## Stated goal
Search the records for "this" and copy each line that holds it.

## Dataset
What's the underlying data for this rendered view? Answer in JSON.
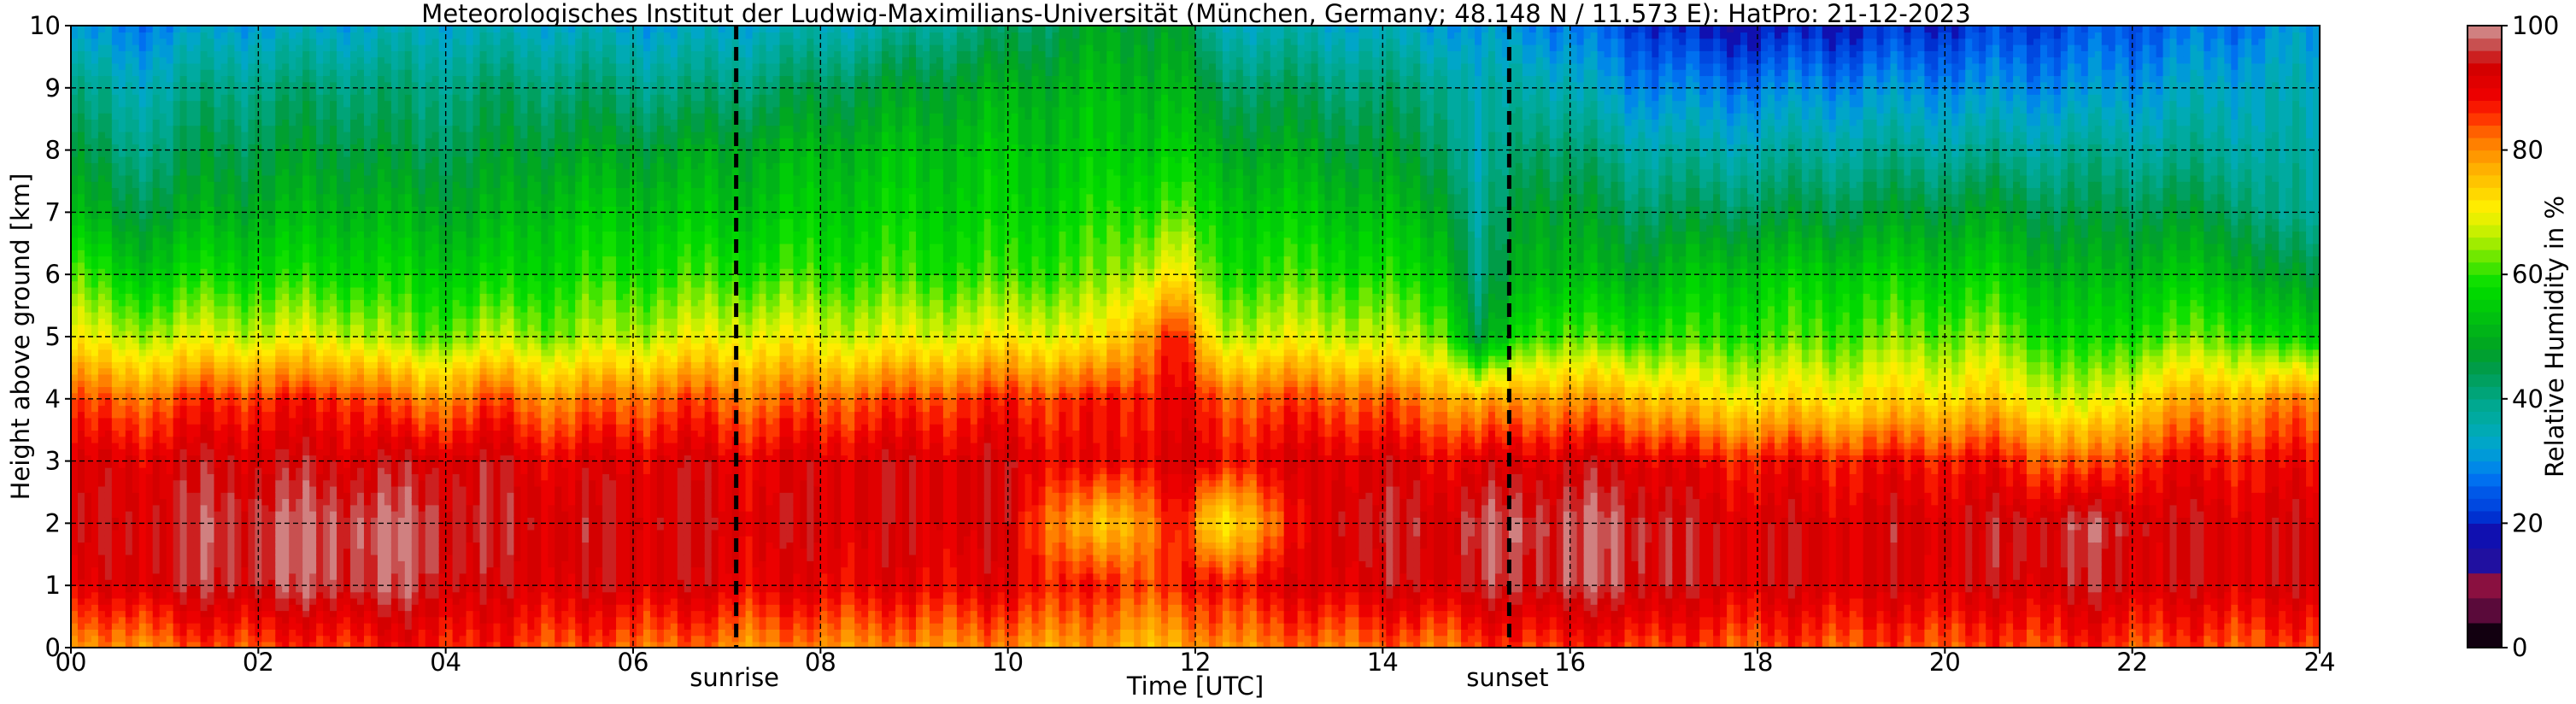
{
  "chart_data": {
    "type": "heatmap",
    "title": "Meteorologisches Institut der Ludwig-Maximilians-Universität (München, Germany; 48.148 N / 11.573 E):    HatPro: 21-12-2023",
    "xlabel": "Time [UTC]",
    "ylabel": "Height above ground [km]",
    "xlim": [
      0,
      24
    ],
    "ylim": [
      0,
      10
    ],
    "x_ticks": [
      "00",
      "02",
      "04",
      "06",
      "08",
      "10",
      "12",
      "14",
      "16",
      "18",
      "20",
      "22",
      "24"
    ],
    "y_ticks": [
      "0",
      "1",
      "2",
      "3",
      "4",
      "5",
      "6",
      "7",
      "8",
      "9",
      "10"
    ],
    "grid": true,
    "annotations": [
      {
        "label": "sunrise",
        "x": 7.1
      },
      {
        "label": "sunset",
        "x": 15.35
      }
    ],
    "colorbar": {
      "label": "Relative Humidity in %",
      "range": [
        0,
        100
      ],
      "ticks": [
        "0",
        "20",
        "40",
        "60",
        "80",
        "100"
      ],
      "bands": [
        {
          "from": 0,
          "to": 4,
          "color": "#120010"
        },
        {
          "from": 4,
          "to": 8,
          "color": "#5a0a3a"
        },
        {
          "from": 8,
          "to": 12,
          "color": "#8a1040"
        },
        {
          "from": 12,
          "to": 16,
          "color": "#2010a0"
        },
        {
          "from": 16,
          "to": 20,
          "color": "#1010b0"
        },
        {
          "from": 20,
          "to": 22,
          "color": "#0030d0"
        },
        {
          "from": 22,
          "to": 24,
          "color": "#0048e0"
        },
        {
          "from": 24,
          "to": 26,
          "color": "#0058e8"
        },
        {
          "from": 26,
          "to": 28,
          "color": "#0070f0"
        },
        {
          "from": 28,
          "to": 30,
          "color": "#0088e8"
        },
        {
          "from": 30,
          "to": 32,
          "color": "#009ad8"
        },
        {
          "from": 32,
          "to": 34,
          "color": "#00a6c8"
        },
        {
          "from": 34,
          "to": 36,
          "color": "#00aab4"
        },
        {
          "from": 36,
          "to": 38,
          "color": "#00aaa0"
        },
        {
          "from": 38,
          "to": 40,
          "color": "#00a890"
        },
        {
          "from": 40,
          "to": 42,
          "color": "#00a478"
        },
        {
          "from": 42,
          "to": 44,
          "color": "#00a060"
        },
        {
          "from": 44,
          "to": 46,
          "color": "#009c48"
        },
        {
          "from": 46,
          "to": 48,
          "color": "#00a030"
        },
        {
          "from": 48,
          "to": 50,
          "color": "#00a820"
        },
        {
          "from": 50,
          "to": 52,
          "color": "#00b418"
        },
        {
          "from": 52,
          "to": 54,
          "color": "#00c010"
        },
        {
          "from": 54,
          "to": 56,
          "color": "#00cc08"
        },
        {
          "from": 56,
          "to": 58,
          "color": "#00d800"
        },
        {
          "from": 58,
          "to": 60,
          "color": "#10e000"
        },
        {
          "from": 60,
          "to": 62,
          "color": "#40e400"
        },
        {
          "from": 62,
          "to": 64,
          "color": "#70e800"
        },
        {
          "from": 64,
          "to": 66,
          "color": "#a0ec00"
        },
        {
          "from": 66,
          "to": 68,
          "color": "#c8f000"
        },
        {
          "from": 68,
          "to": 70,
          "color": "#e8f000"
        },
        {
          "from": 70,
          "to": 72,
          "color": "#ffec00"
        },
        {
          "from": 72,
          "to": 74,
          "color": "#ffd800"
        },
        {
          "from": 74,
          "to": 76,
          "color": "#ffc400"
        },
        {
          "from": 76,
          "to": 78,
          "color": "#ffb000"
        },
        {
          "from": 78,
          "to": 80,
          "color": "#ff9800"
        },
        {
          "from": 80,
          "to": 82,
          "color": "#ff8000"
        },
        {
          "from": 82,
          "to": 84,
          "color": "#ff6000"
        },
        {
          "from": 84,
          "to": 86,
          "color": "#ff3800"
        },
        {
          "from": 86,
          "to": 88,
          "color": "#f81800"
        },
        {
          "from": 88,
          "to": 90,
          "color": "#ec0000"
        },
        {
          "from": 90,
          "to": 92,
          "color": "#e00000"
        },
        {
          "from": 92,
          "to": 94,
          "color": "#d40000"
        },
        {
          "from": 94,
          "to": 96,
          "color": "#cc2020"
        },
        {
          "from": 96,
          "to": 98,
          "color": "#c85050"
        },
        {
          "from": 98,
          "to": 100,
          "color": "#d08080"
        }
      ]
    },
    "field": {
      "description_units": "relative humidity % by time (h UTC) and height (km); key profiles at approximate times",
      "profiles": [
        {
          "t": 0.0,
          "rh": [
            78,
            88,
            92,
            90,
            84,
            70,
            62,
            52,
            46,
            40,
            30
          ]
        },
        {
          "t": 0.6,
          "rh": [
            80,
            92,
            93,
            91,
            82,
            66,
            55,
            46,
            40,
            35,
            28
          ]
        },
        {
          "t": 1.5,
          "rh": [
            84,
            95,
            96,
            93,
            86,
            68,
            58,
            50,
            45,
            40,
            32
          ]
        },
        {
          "t": 3.0,
          "rh": [
            86,
            97,
            98,
            93,
            87,
            68,
            58,
            52,
            47,
            42,
            33
          ]
        },
        {
          "t": 3.7,
          "rh": [
            88,
            96,
            97,
            93,
            80,
            62,
            56,
            50,
            44,
            40,
            34
          ]
        },
        {
          "t": 4.5,
          "rh": [
            86,
            92,
            94,
            93,
            84,
            66,
            56,
            50,
            46,
            42,
            34
          ]
        },
        {
          "t": 5.2,
          "rh": [
            84,
            92,
            93,
            90,
            80,
            64,
            58,
            54,
            48,
            42,
            34
          ]
        },
        {
          "t": 6.5,
          "rh": [
            82,
            92,
            93,
            92,
            84,
            68,
            60,
            54,
            48,
            40,
            32
          ]
        },
        {
          "t": 7.3,
          "rh": [
            80,
            90,
            92,
            90,
            82,
            70,
            60,
            54,
            50,
            42,
            34
          ]
        },
        {
          "t": 8.5,
          "rh": [
            80,
            90,
            92,
            92,
            84,
            68,
            60,
            56,
            52,
            46,
            36
          ]
        },
        {
          "t": 10.0,
          "rh": [
            80,
            90,
            92,
            92,
            86,
            70,
            60,
            56,
            54,
            50,
            42
          ]
        },
        {
          "t": 11.0,
          "rh": [
            78,
            86,
            72,
            88,
            86,
            70,
            62,
            58,
            54,
            52,
            48
          ]
        },
        {
          "t": 11.8,
          "rh": [
            76,
            86,
            88,
            92,
            90,
            88,
            72,
            62,
            56,
            52,
            48
          ]
        },
        {
          "t": 12.2,
          "rh": [
            80,
            88,
            70,
            88,
            84,
            68,
            60,
            56,
            50,
            44,
            36
          ]
        },
        {
          "t": 13.5,
          "rh": [
            82,
            92,
            94,
            92,
            84,
            68,
            60,
            54,
            48,
            42,
            34
          ]
        },
        {
          "t": 14.7,
          "rh": [
            82,
            93,
            94,
            90,
            80,
            64,
            56,
            50,
            44,
            40,
            32
          ]
        },
        {
          "t": 15.0,
          "rh": [
            84,
            94,
            96,
            90,
            76,
            44,
            38,
            36,
            34,
            34,
            30
          ]
        },
        {
          "t": 15.6,
          "rh": [
            86,
            96,
            97,
            92,
            80,
            62,
            54,
            50,
            44,
            38,
            30
          ]
        },
        {
          "t": 16.6,
          "rh": [
            86,
            96,
            97,
            92,
            78,
            60,
            50,
            44,
            38,
            30,
            24
          ]
        },
        {
          "t": 17.5,
          "rh": [
            84,
            92,
            92,
            88,
            72,
            60,
            54,
            44,
            36,
            28,
            18
          ]
        },
        {
          "t": 19.0,
          "rh": [
            84,
            92,
            92,
            88,
            72,
            62,
            56,
            46,
            38,
            30,
            20
          ]
        },
        {
          "t": 20.5,
          "rh": [
            84,
            92,
            93,
            88,
            74,
            64,
            56,
            48,
            38,
            30,
            22
          ]
        },
        {
          "t": 21.5,
          "rh": [
            86,
            94,
            96,
            82,
            66,
            56,
            50,
            44,
            38,
            30,
            24
          ]
        },
        {
          "t": 22.3,
          "rh": [
            84,
            92,
            93,
            88,
            76,
            62,
            54,
            46,
            38,
            32,
            26
          ]
        },
        {
          "t": 23.2,
          "rh": [
            84,
            92,
            92,
            88,
            78,
            62,
            52,
            44,
            38,
            34,
            28
          ]
        },
        {
          "t": 23.6,
          "rh": [
            84,
            92,
            92,
            88,
            80,
            56,
            46,
            38,
            36,
            34,
            30
          ]
        },
        {
          "t": 24.0,
          "rh": [
            84,
            92,
            92,
            88,
            80,
            56,
            46,
            38,
            36,
            34,
            30
          ]
        }
      ]
    }
  }
}
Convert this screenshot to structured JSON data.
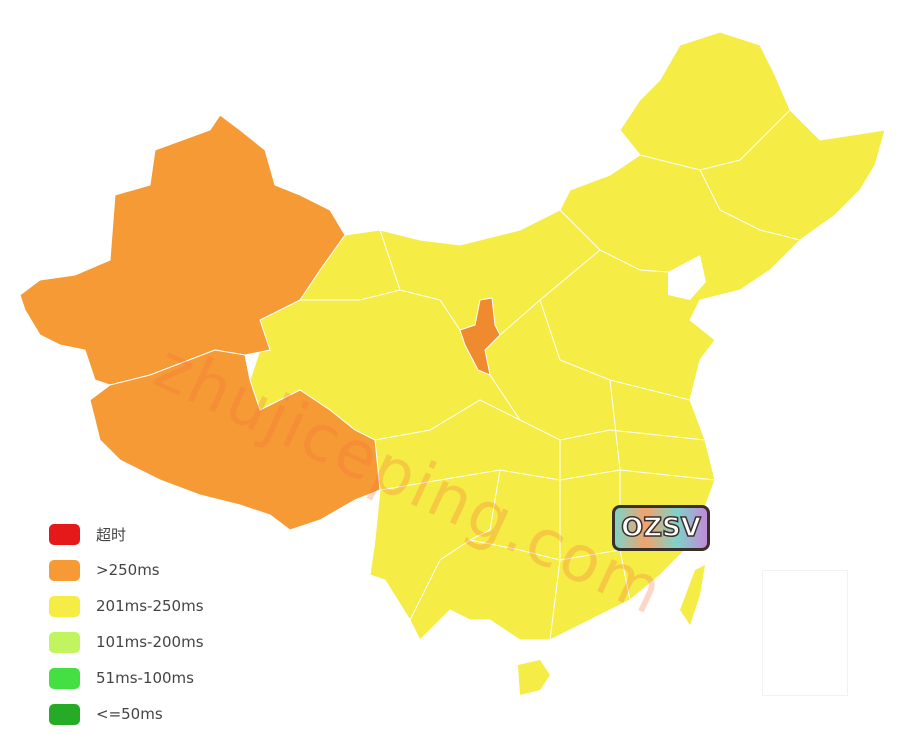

## Exercise output
What's the underlying data for this rendered view? Answer in JSON.
Convert this screenshot to structured JSON data.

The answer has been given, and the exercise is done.